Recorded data

====

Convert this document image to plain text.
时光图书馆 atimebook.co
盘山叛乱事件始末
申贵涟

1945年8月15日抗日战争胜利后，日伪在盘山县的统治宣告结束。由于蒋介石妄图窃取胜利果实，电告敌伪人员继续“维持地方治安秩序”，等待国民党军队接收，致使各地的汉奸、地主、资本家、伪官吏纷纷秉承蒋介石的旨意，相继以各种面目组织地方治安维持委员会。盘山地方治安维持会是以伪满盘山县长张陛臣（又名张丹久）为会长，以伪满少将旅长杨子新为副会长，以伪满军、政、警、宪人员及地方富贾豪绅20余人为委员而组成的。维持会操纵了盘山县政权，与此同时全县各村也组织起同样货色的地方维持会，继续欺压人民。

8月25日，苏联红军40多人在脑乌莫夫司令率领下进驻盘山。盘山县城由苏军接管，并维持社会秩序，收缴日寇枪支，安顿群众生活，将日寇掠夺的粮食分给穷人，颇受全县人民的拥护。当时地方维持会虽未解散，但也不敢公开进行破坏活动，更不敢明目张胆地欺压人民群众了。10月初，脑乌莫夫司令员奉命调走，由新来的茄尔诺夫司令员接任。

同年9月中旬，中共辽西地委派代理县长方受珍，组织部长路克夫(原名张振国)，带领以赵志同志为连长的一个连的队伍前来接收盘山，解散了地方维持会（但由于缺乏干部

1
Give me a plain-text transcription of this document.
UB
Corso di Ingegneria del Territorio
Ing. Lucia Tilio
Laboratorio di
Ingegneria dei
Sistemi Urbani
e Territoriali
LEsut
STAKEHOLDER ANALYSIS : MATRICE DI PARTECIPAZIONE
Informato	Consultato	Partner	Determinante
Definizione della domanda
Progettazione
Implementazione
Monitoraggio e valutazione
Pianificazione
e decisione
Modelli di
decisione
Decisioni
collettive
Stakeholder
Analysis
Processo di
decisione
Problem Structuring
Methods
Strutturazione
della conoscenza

====

[Do this] Copy out the whole listing exactly.

[Exercise output]
Convert this document image to plain text.
时光图书馆 atimebook.co
盘山叛乱事件始末
申贵涟

1945年8月15日抗日战争胜利后，日伪在盘山县的统治宣告结束。由于蒋介石妄图窃取胜利果实，电告敌伪人员继续“维持地方治安秩序”，等待国民党军队接收，致使各地的汉奸、地主、资本家、伪官吏纷纷秉承蒋介石的旨意，相继以各种面目组织地方治安维持委员会。盘山地方治安维持会是以伪满盘山县长张陛臣（又名张丹久）为会长，以伪满少将旅长杨子新为副会长，以伪满军、政、警、宪人员及地方富贾豪绅20余人为委员而组成的。维持会操纵了盘山县政权，与此同时全县各村也组织起同样货色的地方维持会，继续欺压人民。

8月25日，苏联红军40多人在脑乌莫夫司令率领下进驻盘山。盘山县城由苏军接管，并维持社会秩序，收缴日寇枪支，安顿群众生活，将日寇掠夺的粮食分给穷人，颇受全县人民的拥护。当时地方维持会虽未解散，但也不敢公开进行破坏活动，更不敢明目张胆地欺压人民群众了。10月初，脑乌莫夫司令员奉命调走，由新来的茄尔诺夫司令员接任。

同年9月中旬，中共辽西地委派代理县长方受珍，组织部长路克夫(原名张振国)，带领以赵志同志为连长的一个连的队伍前来接收盘山，解散了地方维持会（但由于缺乏干部

1
Give me a plain-text transcription of this document.
UB
Corso di Ingegneria del Territorio
Ing. Lucia Tilio
Laboratorio di
Ingegneria dei
Sistemi Urbani
e Territoriali
LEsut
STAKEHOLDER ANALYSIS : MATRICE DI PARTECIPAZIONE
Informato	Consultato	Partner	Determinante
Definizione della domanda
Progettazione
Implementazione
Monitoraggio e valutazione
Pianificazione
e decisione
Modelli di
decisione
Decisioni
collettive
Stakeholder
Analysis
Processo di
decisione
Problem Structuring
Methods
Strutturazione
della conoscenza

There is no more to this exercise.